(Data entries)

- - - - -

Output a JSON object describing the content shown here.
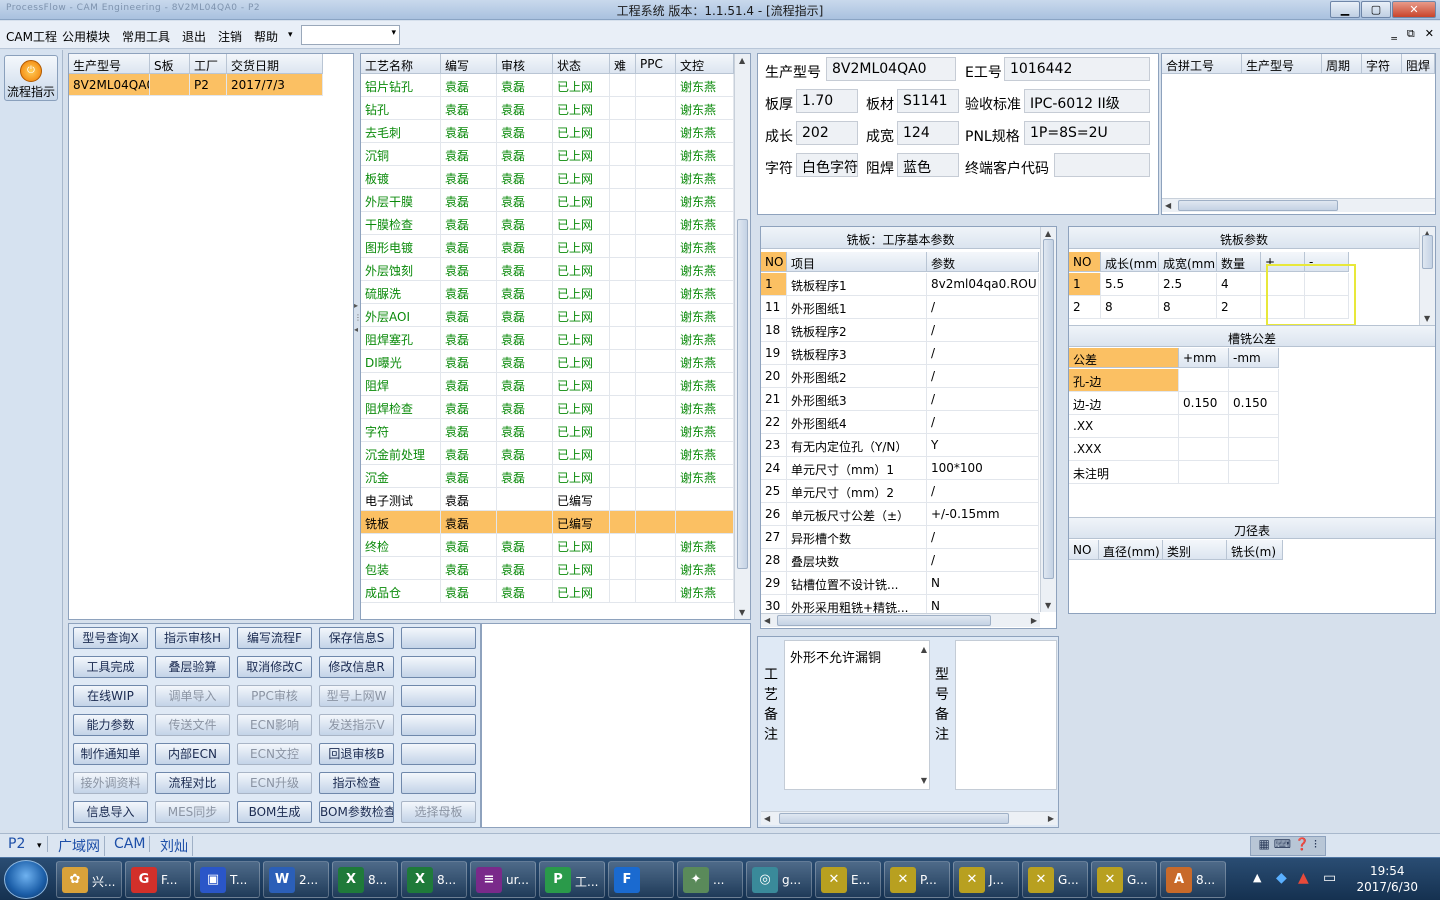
{
  "window": {
    "title": "工程系统   版本：1.1.51.4 - [流程指示]",
    "ghost_title": "ProcessFlow - CAM Engineering - 8V2ML04QA0 - P2"
  },
  "menu": {
    "items": [
      "CAM工程",
      "公用模块",
      "常用工具",
      "退出",
      "注销",
      "帮助"
    ],
    "combo_value": ""
  },
  "side": {
    "flow_button": "流程指示"
  },
  "model_list": {
    "headers": [
      "生产型号",
      "S板",
      "工厂",
      "交货日期"
    ],
    "rows": [
      [
        "8V2ML04QA0",
        "",
        "P2",
        "2017/7/3"
      ]
    ]
  },
  "process": {
    "headers": [
      "工艺名称",
      "编写",
      "审核",
      "状态",
      "难",
      "PPC",
      "文控"
    ],
    "rows": [
      [
        "铝片钻孔",
        "袁磊",
        "袁磊",
        "已上网",
        "",
        "",
        "谢东燕"
      ],
      [
        "钻孔",
        "袁磊",
        "袁磊",
        "已上网",
        "",
        "",
        "谢东燕"
      ],
      [
        "去毛刺",
        "袁磊",
        "袁磊",
        "已上网",
        "",
        "",
        "谢东燕"
      ],
      [
        "沉铜",
        "袁磊",
        "袁磊",
        "已上网",
        "",
        "",
        "谢东燕"
      ],
      [
        "板镀",
        "袁磊",
        "袁磊",
        "已上网",
        "",
        "",
        "谢东燕"
      ],
      [
        "外层干膜",
        "袁磊",
        "袁磊",
        "已上网",
        "",
        "",
        "谢东燕"
      ],
      [
        "干膜检查",
        "袁磊",
        "袁磊",
        "已上网",
        "",
        "",
        "谢东燕"
      ],
      [
        "图形电镀",
        "袁磊",
        "袁磊",
        "已上网",
        "",
        "",
        "谢东燕"
      ],
      [
        "外层蚀刻",
        "袁磊",
        "袁磊",
        "已上网",
        "",
        "",
        "谢东燕"
      ],
      [
        "硫脲洗",
        "袁磊",
        "袁磊",
        "已上网",
        "",
        "",
        "谢东燕"
      ],
      [
        "外层AOI",
        "袁磊",
        "袁磊",
        "已上网",
        "",
        "",
        "谢东燕"
      ],
      [
        "阻焊塞孔",
        "袁磊",
        "袁磊",
        "已上网",
        "",
        "",
        "谢东燕"
      ],
      [
        "DI曝光",
        "袁磊",
        "袁磊",
        "已上网",
        "",
        "",
        "谢东燕"
      ],
      [
        "阻焊",
        "袁磊",
        "袁磊",
        "已上网",
        "",
        "",
        "谢东燕"
      ],
      [
        "阻焊检查",
        "袁磊",
        "袁磊",
        "已上网",
        "",
        "",
        "谢东燕"
      ],
      [
        "字符",
        "袁磊",
        "袁磊",
        "已上网",
        "",
        "",
        "谢东燕"
      ],
      [
        "沉金前处理",
        "袁磊",
        "袁磊",
        "已上网",
        "",
        "",
        "谢东燕"
      ],
      [
        "沉金",
        "袁磊",
        "袁磊",
        "已上网",
        "",
        "",
        "谢东燕"
      ],
      [
        "电子测试",
        "袁磊",
        "",
        "已编写",
        "",
        "",
        ""
      ],
      [
        "铣板",
        "袁磊",
        "",
        "已编写",
        "",
        "",
        ""
      ],
      [
        "终检",
        "袁磊",
        "袁磊",
        "已上网",
        "",
        "",
        "谢东燕"
      ],
      [
        "包装",
        "袁磊",
        "袁磊",
        "已上网",
        "",
        "",
        "谢东燕"
      ],
      [
        "成品仓",
        "袁磊",
        "袁磊",
        "已上网",
        "",
        "",
        "谢东燕"
      ]
    ],
    "selected_index": 19
  },
  "buttons": [
    [
      "型号查询X",
      "指示审核H",
      "编写流程F",
      "保存信息S",
      ""
    ],
    [
      "工具完成",
      "叠层验算",
      "取消修改C",
      "修改信息R",
      ""
    ],
    [
      "在线WIP",
      "调单导入",
      "PPC审核",
      "型号上网W",
      ""
    ],
    [
      "能力参数",
      "传送文件",
      "ECN影响",
      "发送指示V",
      ""
    ],
    [
      "制作通知单",
      "内部ECN",
      "ECN文控",
      "回退审核B",
      ""
    ],
    [
      "接外调资料",
      "流程对比",
      "ECN升级",
      "指示检查",
      ""
    ],
    [
      "信息导入",
      "MES同步",
      "BOM生成",
      "BOM参数检查",
      "选择母板"
    ]
  ],
  "buttons_disabled": [
    [
      false,
      false,
      false,
      false,
      false
    ],
    [
      false,
      false,
      false,
      false,
      false
    ],
    [
      false,
      true,
      true,
      true,
      false
    ],
    [
      false,
      true,
      true,
      true,
      false
    ],
    [
      false,
      false,
      true,
      false,
      false
    ],
    [
      true,
      false,
      true,
      false,
      false
    ],
    [
      false,
      true,
      false,
      false,
      true
    ]
  ],
  "info": {
    "model_label": "生产型号",
    "model": "8V2ML04QA0",
    "eno_label": "E工号",
    "eno": "1016442",
    "thick_label": "板厚",
    "thick": "1.70",
    "mat_label": "板材",
    "mat": "S1141",
    "std_label": "验收标准",
    "std": "IPC-6012 II级",
    "len_label": "成长",
    "len": "202",
    "wid_label": "成宽",
    "wid": "124",
    "pnl_label": "PNL规格",
    "pnl": "1P=8S=2U",
    "char_label": "字符",
    "char": "白色字符",
    "mask_label": "阻焊",
    "mask": "蓝色",
    "cust_label": "终端客户代码",
    "cust": ""
  },
  "combine": {
    "headers": [
      "合拼工号",
      "生产型号",
      "周期",
      "字符",
      "阻焊"
    ]
  },
  "mill_basic": {
    "title": "铣板：工序基本参数",
    "headers": [
      "NO",
      "项目",
      "参数"
    ],
    "rows": [
      [
        "1",
        "铣板程序1",
        "8v2ml04qa0.ROU"
      ],
      [
        "11",
        "外形图纸1",
        "/"
      ],
      [
        "18",
        "铣板程序2",
        "/"
      ],
      [
        "19",
        "铣板程序3",
        "/"
      ],
      [
        "20",
        "外形图纸2",
        "/"
      ],
      [
        "21",
        "外形图纸3",
        "/"
      ],
      [
        "22",
        "外形图纸4",
        "/"
      ],
      [
        "23",
        "有无内定位孔（Y/N）",
        "Y"
      ],
      [
        "24",
        "单元尺寸（mm）1",
        "100*100"
      ],
      [
        "25",
        "单元尺寸（mm）2",
        "/"
      ],
      [
        "26",
        "单元板尺寸公差（±）",
        "+/-0.15mm"
      ],
      [
        "27",
        "异形槽个数",
        "/"
      ],
      [
        "28",
        "叠层块数",
        "/"
      ],
      [
        "29",
        "钻槽位置不设计铣...",
        "N"
      ],
      [
        "30",
        "外形采用粗铣+精铣...",
        "N"
      ]
    ]
  },
  "mill_params": {
    "title": "铣板参数",
    "headers": [
      "NO",
      "成长(mm)",
      "成宽(mm)",
      "数量",
      "+",
      "-"
    ],
    "rows": [
      [
        "1",
        "5.5",
        "2.5",
        "4",
        "",
        ""
      ],
      [
        "2",
        "8",
        "8",
        "2",
        "",
        ""
      ]
    ]
  },
  "slot_tol": {
    "title": "槽铣公差",
    "headers": [
      "公差",
      "+mm",
      "-mm"
    ],
    "rows": [
      [
        "孔-边",
        "",
        ""
      ],
      [
        "边-边",
        "0.150",
        "0.150"
      ],
      [
        ".XX",
        "",
        ""
      ],
      [
        ".XXX",
        "",
        ""
      ],
      [
        "未注明",
        "",
        ""
      ]
    ]
  },
  "cutter": {
    "title": "刀径表",
    "headers": [
      "NO",
      "直径(mm)",
      "类别",
      "铣长(m)"
    ]
  },
  "remarks": {
    "process_label": "工艺备注",
    "process_text": "外形不允许漏铜",
    "model_label": "型号备注",
    "model_text": ""
  },
  "status": {
    "items": [
      "P2",
      "广域网",
      "CAM",
      "刘灿"
    ]
  },
  "taskbar": {
    "items": [
      {
        "label": "兴...",
        "icon": "✿",
        "color": "#d9a23a"
      },
      {
        "label": "F...",
        "icon": "G",
        "color": "#d2302a"
      },
      {
        "label": "T...",
        "icon": "▣",
        "color": "#2a56c8"
      },
      {
        "label": "2...",
        "icon": "W",
        "color": "#2b5fb8"
      },
      {
        "label": "8...",
        "icon": "X",
        "color": "#1f7a3a"
      },
      {
        "label": "8...",
        "icon": "X",
        "color": "#1f7a3a"
      },
      {
        "label": "ur...",
        "icon": "≡",
        "color": "#7a2a8a"
      },
      {
        "label": "工...",
        "icon": "P",
        "color": "#2a9a4a"
      },
      {
        "label": "",
        "icon": "F",
        "color": "#1a6ad0"
      },
      {
        "label": "...",
        "icon": "✦",
        "color": "#5a8a5a"
      },
      {
        "label": "g...",
        "icon": "◎",
        "color": "#3a8a9a"
      },
      {
        "label": "E...",
        "icon": "✕",
        "color": "#b8a020"
      },
      {
        "label": "P...",
        "icon": "✕",
        "color": "#b8a020"
      },
      {
        "label": "J...",
        "icon": "✕",
        "color": "#b8a020"
      },
      {
        "label": "G...",
        "icon": "✕",
        "color": "#b8a020"
      },
      {
        "label": "G...",
        "icon": "✕",
        "color": "#b8a020"
      },
      {
        "label": "8...",
        "icon": "A",
        "color": "#c86a2a"
      }
    ],
    "time": "19:54",
    "date": "2017/6/30"
  },
  "colors": {
    "accent_select": "#fbc063",
    "status_green": "#0a8a0a",
    "highlight_box": "#e8e83a"
  }
}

- - - - -

## Exercise instructions
Go through the lines above. Select every one that has the string "流程指示".

## Exercise response
    "title": "工程系统   版本：1.1.51.4 - [流程指示]",
    "flow_button": "流程指示"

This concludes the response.